**What you have to do:**
In the listing below, take the lines between the one holding "table-cell: 本科批 (365, 814, 542, 871)" and the one holding "table-row: 江西 2024 本科批 历史类103组", inclusive, and write them out again with "interactable" swapped for "clickable" and nothing else changed. Give only those lines.

**Data supplied:**
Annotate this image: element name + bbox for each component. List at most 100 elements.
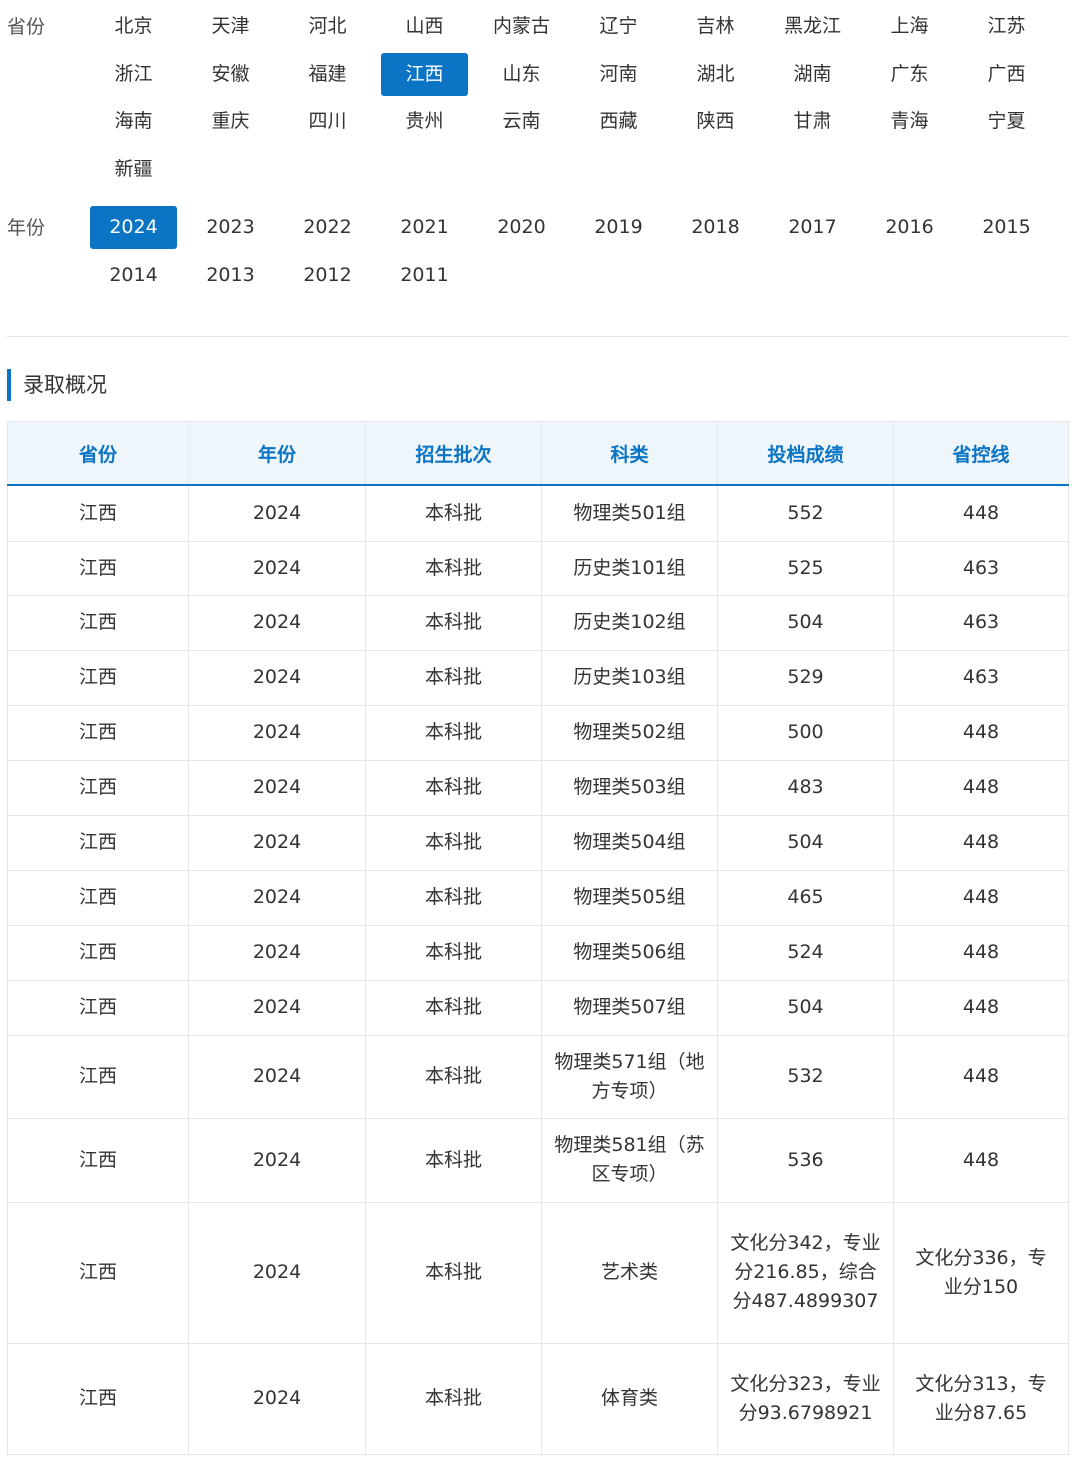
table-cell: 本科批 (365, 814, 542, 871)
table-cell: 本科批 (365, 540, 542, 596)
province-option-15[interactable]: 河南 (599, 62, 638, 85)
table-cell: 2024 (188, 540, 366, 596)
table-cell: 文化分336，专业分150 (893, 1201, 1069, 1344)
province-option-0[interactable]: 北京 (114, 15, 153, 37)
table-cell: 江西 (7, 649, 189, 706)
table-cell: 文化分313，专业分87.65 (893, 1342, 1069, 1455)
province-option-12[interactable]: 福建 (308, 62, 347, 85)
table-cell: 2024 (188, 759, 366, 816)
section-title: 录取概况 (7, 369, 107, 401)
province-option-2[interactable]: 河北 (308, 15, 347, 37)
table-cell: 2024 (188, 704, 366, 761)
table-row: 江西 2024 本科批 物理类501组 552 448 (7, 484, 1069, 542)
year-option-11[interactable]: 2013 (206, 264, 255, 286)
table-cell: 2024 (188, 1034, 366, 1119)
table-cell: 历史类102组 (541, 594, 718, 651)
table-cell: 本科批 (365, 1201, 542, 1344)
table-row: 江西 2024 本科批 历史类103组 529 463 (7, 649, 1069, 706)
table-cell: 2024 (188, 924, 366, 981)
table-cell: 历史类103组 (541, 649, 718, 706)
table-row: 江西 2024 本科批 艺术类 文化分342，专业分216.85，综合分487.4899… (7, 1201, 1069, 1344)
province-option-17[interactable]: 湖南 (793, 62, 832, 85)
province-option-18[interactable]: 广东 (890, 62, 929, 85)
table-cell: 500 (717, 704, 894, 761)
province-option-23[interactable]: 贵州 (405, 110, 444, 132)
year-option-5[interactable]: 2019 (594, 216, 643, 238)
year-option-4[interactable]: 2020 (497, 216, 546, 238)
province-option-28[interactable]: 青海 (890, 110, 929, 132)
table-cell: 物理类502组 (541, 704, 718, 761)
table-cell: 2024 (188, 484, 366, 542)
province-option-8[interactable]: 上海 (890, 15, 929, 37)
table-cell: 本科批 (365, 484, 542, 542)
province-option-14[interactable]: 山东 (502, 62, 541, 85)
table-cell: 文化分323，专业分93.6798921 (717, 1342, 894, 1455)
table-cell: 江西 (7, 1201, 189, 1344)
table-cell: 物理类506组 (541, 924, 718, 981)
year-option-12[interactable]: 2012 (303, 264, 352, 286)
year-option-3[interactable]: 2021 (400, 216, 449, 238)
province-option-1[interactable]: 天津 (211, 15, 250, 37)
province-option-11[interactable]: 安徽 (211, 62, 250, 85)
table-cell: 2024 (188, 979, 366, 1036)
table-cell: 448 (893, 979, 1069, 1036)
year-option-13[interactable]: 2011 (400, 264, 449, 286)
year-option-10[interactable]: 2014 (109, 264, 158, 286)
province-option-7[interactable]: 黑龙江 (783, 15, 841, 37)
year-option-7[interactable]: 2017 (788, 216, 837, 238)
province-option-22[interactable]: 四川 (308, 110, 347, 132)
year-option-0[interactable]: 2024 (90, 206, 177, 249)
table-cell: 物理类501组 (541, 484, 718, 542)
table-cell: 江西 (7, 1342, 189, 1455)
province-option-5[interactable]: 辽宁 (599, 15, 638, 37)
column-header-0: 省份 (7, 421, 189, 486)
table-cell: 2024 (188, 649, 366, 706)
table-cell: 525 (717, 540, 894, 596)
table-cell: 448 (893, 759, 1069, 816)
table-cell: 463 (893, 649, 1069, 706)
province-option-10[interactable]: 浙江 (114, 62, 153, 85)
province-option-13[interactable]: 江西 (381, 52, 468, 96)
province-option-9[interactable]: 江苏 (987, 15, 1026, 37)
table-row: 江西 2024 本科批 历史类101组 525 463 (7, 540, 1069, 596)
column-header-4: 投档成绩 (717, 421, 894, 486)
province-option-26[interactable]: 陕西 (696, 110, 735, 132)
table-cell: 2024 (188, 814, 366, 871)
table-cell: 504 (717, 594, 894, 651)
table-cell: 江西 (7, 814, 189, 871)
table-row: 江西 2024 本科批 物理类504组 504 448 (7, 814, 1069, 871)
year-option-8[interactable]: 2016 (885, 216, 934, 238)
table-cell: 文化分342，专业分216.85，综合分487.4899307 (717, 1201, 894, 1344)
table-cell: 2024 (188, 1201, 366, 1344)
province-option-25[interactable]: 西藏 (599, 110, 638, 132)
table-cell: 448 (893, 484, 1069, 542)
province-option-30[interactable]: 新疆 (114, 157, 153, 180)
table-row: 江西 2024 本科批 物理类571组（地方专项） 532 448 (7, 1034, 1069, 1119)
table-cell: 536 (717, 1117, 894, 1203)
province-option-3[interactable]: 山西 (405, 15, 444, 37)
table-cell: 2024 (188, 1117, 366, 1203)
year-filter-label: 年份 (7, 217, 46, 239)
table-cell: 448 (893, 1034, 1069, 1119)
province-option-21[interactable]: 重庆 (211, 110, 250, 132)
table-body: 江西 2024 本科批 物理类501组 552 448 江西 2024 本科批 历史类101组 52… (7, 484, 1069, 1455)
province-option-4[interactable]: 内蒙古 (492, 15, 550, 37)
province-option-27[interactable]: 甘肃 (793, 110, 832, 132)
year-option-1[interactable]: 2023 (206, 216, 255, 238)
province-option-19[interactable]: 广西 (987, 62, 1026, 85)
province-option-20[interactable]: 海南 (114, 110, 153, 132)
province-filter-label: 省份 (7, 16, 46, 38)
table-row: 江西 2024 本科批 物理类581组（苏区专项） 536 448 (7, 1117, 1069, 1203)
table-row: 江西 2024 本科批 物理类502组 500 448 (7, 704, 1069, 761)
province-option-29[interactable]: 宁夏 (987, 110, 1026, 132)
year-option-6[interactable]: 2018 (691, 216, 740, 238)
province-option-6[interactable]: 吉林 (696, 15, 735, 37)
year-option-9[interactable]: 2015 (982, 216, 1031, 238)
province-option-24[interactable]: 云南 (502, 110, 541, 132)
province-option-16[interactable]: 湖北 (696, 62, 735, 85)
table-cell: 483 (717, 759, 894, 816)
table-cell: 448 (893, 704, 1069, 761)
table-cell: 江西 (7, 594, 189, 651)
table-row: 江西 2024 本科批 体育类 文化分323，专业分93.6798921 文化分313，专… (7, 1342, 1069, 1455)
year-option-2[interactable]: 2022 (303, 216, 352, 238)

==

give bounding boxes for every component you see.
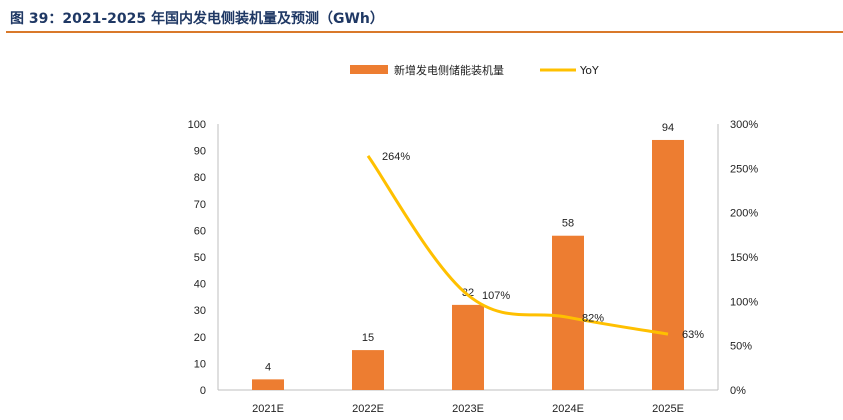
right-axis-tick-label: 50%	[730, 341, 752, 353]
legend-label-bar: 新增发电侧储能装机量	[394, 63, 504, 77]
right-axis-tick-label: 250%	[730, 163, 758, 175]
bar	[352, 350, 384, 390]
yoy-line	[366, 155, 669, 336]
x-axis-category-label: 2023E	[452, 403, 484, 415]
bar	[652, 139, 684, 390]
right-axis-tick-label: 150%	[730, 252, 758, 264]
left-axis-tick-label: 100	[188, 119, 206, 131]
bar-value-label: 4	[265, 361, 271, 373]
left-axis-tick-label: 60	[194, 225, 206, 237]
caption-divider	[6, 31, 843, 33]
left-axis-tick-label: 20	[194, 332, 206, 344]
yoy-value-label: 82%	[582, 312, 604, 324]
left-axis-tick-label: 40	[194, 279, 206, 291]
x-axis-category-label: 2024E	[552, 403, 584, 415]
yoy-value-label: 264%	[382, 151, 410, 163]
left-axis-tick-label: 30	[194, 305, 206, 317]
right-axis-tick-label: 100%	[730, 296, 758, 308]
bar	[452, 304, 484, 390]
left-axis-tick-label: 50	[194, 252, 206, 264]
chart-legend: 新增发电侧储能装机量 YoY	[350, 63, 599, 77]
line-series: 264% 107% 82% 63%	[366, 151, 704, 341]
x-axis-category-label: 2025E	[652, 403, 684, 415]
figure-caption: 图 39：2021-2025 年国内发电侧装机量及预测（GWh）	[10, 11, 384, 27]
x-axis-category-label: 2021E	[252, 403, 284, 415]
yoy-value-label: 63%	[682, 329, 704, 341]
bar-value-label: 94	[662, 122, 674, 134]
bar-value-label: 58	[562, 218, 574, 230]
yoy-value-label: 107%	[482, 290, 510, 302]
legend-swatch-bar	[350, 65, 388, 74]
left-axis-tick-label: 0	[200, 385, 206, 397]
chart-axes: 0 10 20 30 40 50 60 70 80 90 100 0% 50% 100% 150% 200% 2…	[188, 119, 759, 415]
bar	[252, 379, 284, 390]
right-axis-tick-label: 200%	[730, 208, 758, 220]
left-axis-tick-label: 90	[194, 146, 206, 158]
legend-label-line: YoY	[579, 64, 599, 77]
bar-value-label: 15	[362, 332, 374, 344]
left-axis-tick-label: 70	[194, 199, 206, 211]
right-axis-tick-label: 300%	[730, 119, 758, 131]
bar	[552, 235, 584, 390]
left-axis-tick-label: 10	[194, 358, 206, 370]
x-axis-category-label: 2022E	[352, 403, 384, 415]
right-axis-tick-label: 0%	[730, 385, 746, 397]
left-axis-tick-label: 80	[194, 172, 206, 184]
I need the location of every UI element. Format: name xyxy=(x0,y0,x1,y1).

**Output of the exercise:**
table-cell: 本科批 (365, 814, 542, 871)
table-cell: 本科批 (365, 540, 542, 596)
province-option-15[clickable]: 河南 (599, 62, 638, 85)
table-cell: 2024 (188, 540, 366, 596)
table-cell: 文化分336，专业分150 (893, 1201, 1069, 1344)
province-option-0[clickable]: 北京 (114, 15, 153, 37)
table-cell: 江西 (7, 649, 189, 706)
table-cell: 文化分313，专业分87.65 (893, 1342, 1069, 1455)
province-option-12[clickable]: 福建 (308, 62, 347, 85)
table-cell: 2024 (188, 759, 366, 816)
section-title: 录取概况 (7, 369, 107, 401)
province-option-2[clickable]: 河北 (308, 15, 347, 37)
table-cell: 2024 (188, 704, 366, 761)
table-row: 江西 2024 本科批 物理类501组 552 448 (7, 484, 1069, 542)
year-option-11[clickable]: 2013 (206, 264, 255, 286)
table-cell: 2024 (188, 1034, 366, 1119)
table-cell: 历史类102组 (541, 594, 718, 651)
table-cell: 本科批 (365, 1201, 542, 1344)
table-row: 江西 2024 本科批 历史类103组 529 463 (7, 649, 1069, 706)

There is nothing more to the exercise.